• [WORK REQUIRED] Below are some records: retype them all exactly, but not the pictures.

• [DATA LISTING]
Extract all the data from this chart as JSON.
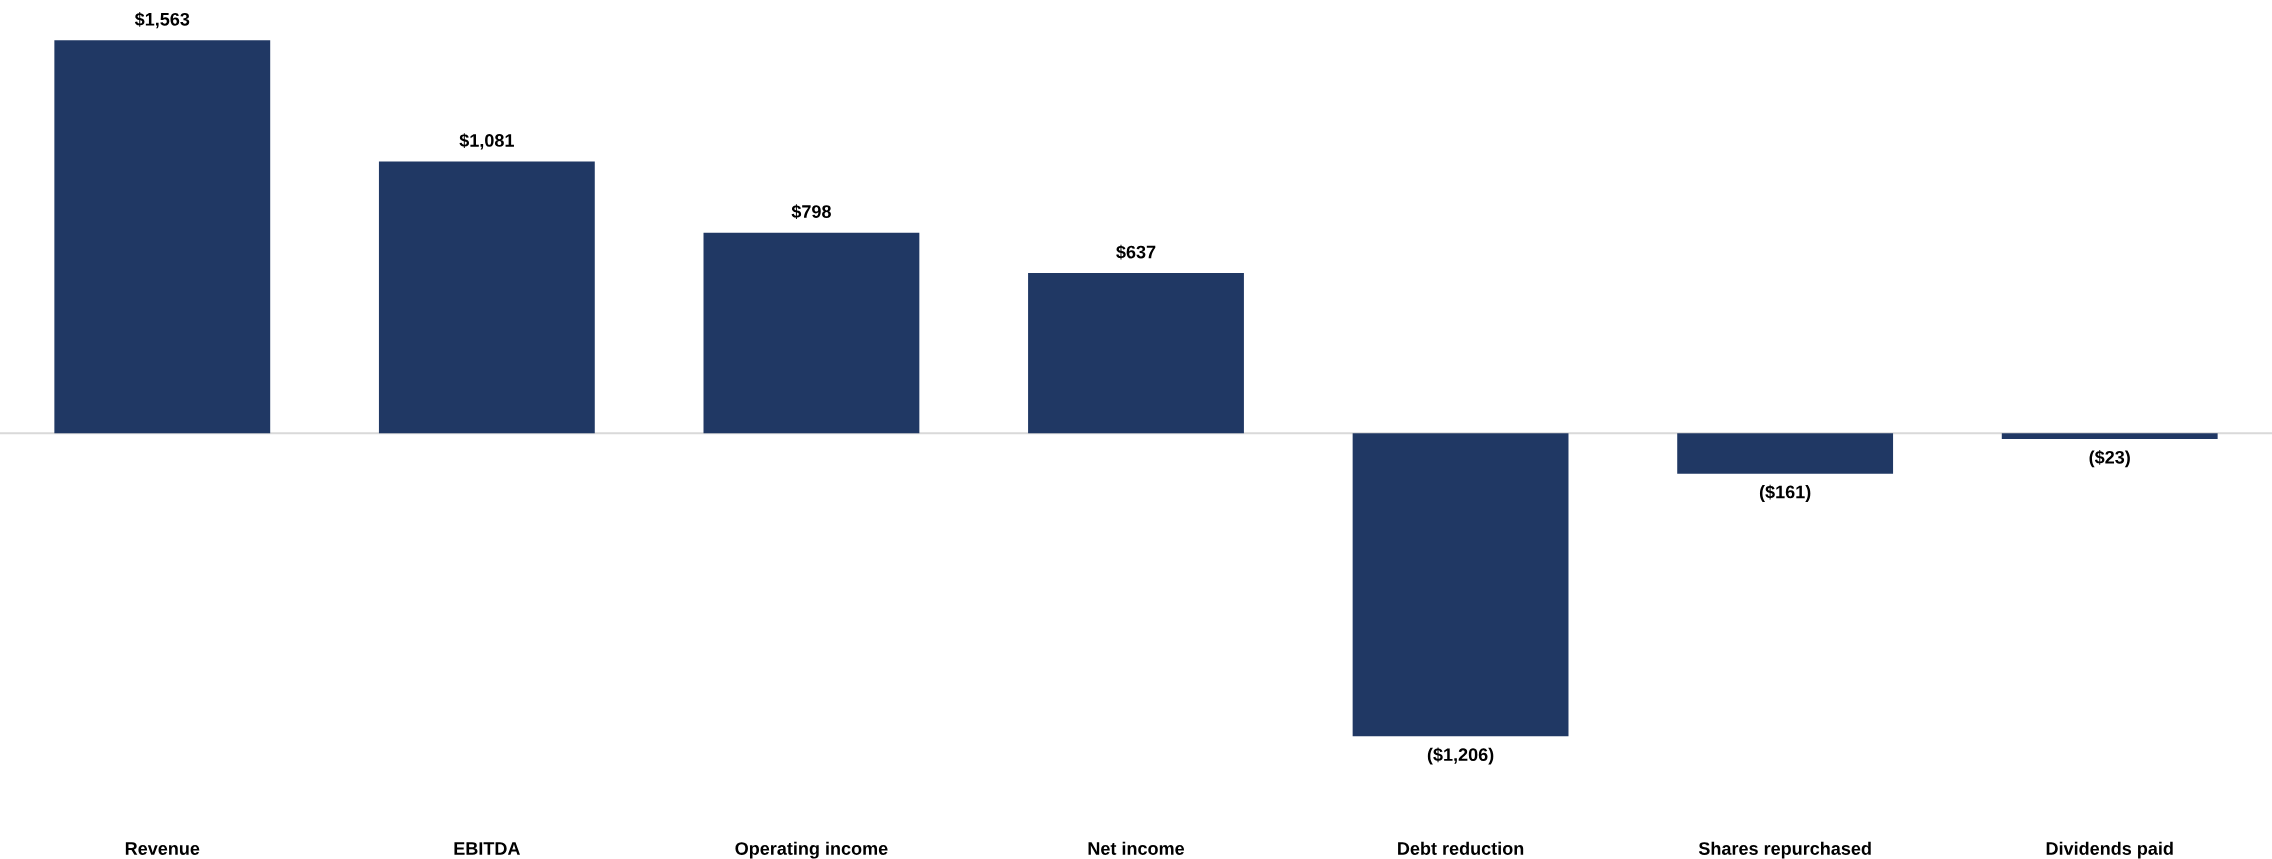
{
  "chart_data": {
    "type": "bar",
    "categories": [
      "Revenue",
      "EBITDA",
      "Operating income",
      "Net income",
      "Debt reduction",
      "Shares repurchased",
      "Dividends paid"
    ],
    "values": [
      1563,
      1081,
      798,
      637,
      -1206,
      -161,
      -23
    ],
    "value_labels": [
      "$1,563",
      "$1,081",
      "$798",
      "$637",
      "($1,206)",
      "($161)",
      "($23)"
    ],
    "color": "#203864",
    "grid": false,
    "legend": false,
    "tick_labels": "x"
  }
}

• [THE REPLY]
Extract all the data from this chart as JSON.
{
  "chart_data": {
    "type": "bar",
    "categories": [
      "Revenue",
      "EBITDA",
      "Operating income",
      "Net income",
      "Debt reduction",
      "Shares repurchased",
      "Dividends paid"
    ],
    "values": [
      1563,
      1081,
      798,
      637,
      -1206,
      -161,
      -23
    ],
    "value_labels": [
      "$1,563",
      "$1,081",
      "$798",
      "$637",
      "($1,206)",
      "($161)",
      "($23)"
    ],
    "color": "#203864",
    "grid": false,
    "legend": false,
    "tick_labels": "x"
  }
}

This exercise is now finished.